__AUFGABENSTELLUNG__. Schreiben Sie aus dem Text zum Dieselurteil des OLG Stuttgart den Abschnitt zwischen „Mit Blick auf“ und „nicht beanstandet hatte.“ einschließlich wortgetreu nieder.

__TEXTAUSZUG__.
==*==
26.10.2023
Mercedes-Benz Group AG: Wegen Einbaus unzulässiger Abschalteinrichtung in Diesel-Fahrzeug schadensersatzpflichtig
Das Oberlandesgericht (OLG) Stuttgart hat in einem Dieselverfahren die Mercedes-Benz Group AG erstmals wegen der Verwendung der so genannten Kühlmittel-Solltemperatur-Regelung (KSR) als unzulässiger Abschalteinrichtung zur Zahlung eines Differenzschadensersatzes verurteilt.
Das OLG geht auf Basis des eigenen Vortrages der Beklagten davon aus, dass das streitgegenständliche Fahrzeug mit dem Motortyp OM 642 und der Abgasnorm Euro 5 im Zeitpunkt des Erwerbs durch den Kläger über zwei unzulässige Abschalteinrichtungen verfügte: Ein so genanntes Thermofenster und die KSR.
Mit Blick auf das Thermofenster hat das OLG dabei ein schuldhaftes Verhalten der Beklagten verneint, weil er der Überzeugung war, dass sich die für die Beklagte handelnden Personen insoweit in einem unvermeidbaren Verbotsirrtum befunden hatten. Seine Überzeugung stützte das OLG unter anderem darauf, dass Thermofenster herstellerübergreifend flächendeckend in Dieselfahrzeugen zum Einsatz gekommen waren und das Kraftfahrt-Bundesamt in Kenntnis hiervon dies in jahrelanger Genehmigungspraxis jedenfalls noch bis ins Jahr 2020 nicht beanstandet hatte.
==*==
__DATEN__.
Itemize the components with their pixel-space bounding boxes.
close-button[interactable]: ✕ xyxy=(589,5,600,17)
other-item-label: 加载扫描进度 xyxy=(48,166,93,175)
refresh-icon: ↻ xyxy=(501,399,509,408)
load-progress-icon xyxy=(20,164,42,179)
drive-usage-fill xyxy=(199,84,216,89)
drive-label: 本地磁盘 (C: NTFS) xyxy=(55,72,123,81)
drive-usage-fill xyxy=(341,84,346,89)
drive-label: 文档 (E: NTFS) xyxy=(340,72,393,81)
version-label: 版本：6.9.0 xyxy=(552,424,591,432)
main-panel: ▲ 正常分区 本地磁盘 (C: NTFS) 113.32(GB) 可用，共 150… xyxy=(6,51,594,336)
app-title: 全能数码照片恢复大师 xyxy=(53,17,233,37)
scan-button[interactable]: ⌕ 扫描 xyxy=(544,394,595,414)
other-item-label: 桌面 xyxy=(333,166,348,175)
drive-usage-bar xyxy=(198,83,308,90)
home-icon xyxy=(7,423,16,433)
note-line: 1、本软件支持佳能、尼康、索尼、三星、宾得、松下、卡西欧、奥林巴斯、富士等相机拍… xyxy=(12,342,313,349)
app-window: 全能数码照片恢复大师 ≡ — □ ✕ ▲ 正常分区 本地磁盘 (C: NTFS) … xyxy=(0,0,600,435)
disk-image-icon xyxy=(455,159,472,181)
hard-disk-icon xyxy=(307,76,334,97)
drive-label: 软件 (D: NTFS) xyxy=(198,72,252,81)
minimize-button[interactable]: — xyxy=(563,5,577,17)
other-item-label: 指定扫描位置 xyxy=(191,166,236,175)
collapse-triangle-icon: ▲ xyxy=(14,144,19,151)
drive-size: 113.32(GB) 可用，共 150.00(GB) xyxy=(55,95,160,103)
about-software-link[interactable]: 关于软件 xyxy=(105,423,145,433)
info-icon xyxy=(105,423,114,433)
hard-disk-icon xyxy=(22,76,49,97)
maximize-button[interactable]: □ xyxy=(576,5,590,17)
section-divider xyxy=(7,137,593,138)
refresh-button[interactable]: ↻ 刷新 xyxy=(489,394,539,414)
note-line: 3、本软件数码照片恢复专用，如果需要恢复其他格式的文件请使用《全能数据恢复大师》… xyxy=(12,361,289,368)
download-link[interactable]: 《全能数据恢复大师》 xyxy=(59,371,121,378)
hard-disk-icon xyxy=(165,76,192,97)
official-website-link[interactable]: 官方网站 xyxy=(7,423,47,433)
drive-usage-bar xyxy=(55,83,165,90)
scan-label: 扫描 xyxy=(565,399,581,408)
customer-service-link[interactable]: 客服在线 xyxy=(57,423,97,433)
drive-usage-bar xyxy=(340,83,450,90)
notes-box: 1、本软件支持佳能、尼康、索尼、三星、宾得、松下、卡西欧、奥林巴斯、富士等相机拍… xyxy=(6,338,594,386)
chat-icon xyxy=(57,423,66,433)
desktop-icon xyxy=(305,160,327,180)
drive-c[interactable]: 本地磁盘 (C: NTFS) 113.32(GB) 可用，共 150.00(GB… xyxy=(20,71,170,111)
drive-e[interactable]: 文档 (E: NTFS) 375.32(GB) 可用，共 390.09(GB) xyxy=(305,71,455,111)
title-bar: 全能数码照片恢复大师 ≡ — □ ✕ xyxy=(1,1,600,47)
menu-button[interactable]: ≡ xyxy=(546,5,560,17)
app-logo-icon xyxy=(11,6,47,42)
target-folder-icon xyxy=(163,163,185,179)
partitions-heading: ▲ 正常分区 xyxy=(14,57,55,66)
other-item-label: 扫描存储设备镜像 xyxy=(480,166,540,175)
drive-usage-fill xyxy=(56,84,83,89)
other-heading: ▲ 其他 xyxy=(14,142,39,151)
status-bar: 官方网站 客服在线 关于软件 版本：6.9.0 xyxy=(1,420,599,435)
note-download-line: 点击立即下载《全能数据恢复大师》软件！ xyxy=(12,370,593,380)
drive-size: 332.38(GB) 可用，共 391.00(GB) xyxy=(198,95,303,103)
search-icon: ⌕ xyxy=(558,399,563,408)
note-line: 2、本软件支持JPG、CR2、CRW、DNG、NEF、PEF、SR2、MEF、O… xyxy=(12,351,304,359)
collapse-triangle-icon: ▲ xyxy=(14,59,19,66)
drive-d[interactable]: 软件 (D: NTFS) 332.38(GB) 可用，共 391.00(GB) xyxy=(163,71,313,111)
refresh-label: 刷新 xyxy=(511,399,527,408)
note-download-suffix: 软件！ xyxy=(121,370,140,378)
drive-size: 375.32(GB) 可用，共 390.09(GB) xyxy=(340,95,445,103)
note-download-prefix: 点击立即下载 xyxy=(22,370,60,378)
==*==
__SCHRIFTLICHE ANTWORT__.
Mit Blick auf das Thermofenster hat das OLG dabei ein schuldhaftes Verhalten der Beklagten verneint, weil er der Überzeugung war, dass sich die für die Beklagte handelnden Personen insoweit in einem unvermeidbaren Verbotsirrtum befunden hatten. Seine Überzeugung stützte das OLG unter anderem darauf, dass Thermofenster herstellerübergreifend flächendeckend in Dieselfahrzeugen zum Einsatz gekommen waren und das Kraftfahrt-Bundesamt in Kenntnis hiervon dies in jahrelanger Genehmigungspraxis jedenfalls noch bis ins Jahr 2020 nicht beanstandet hatte.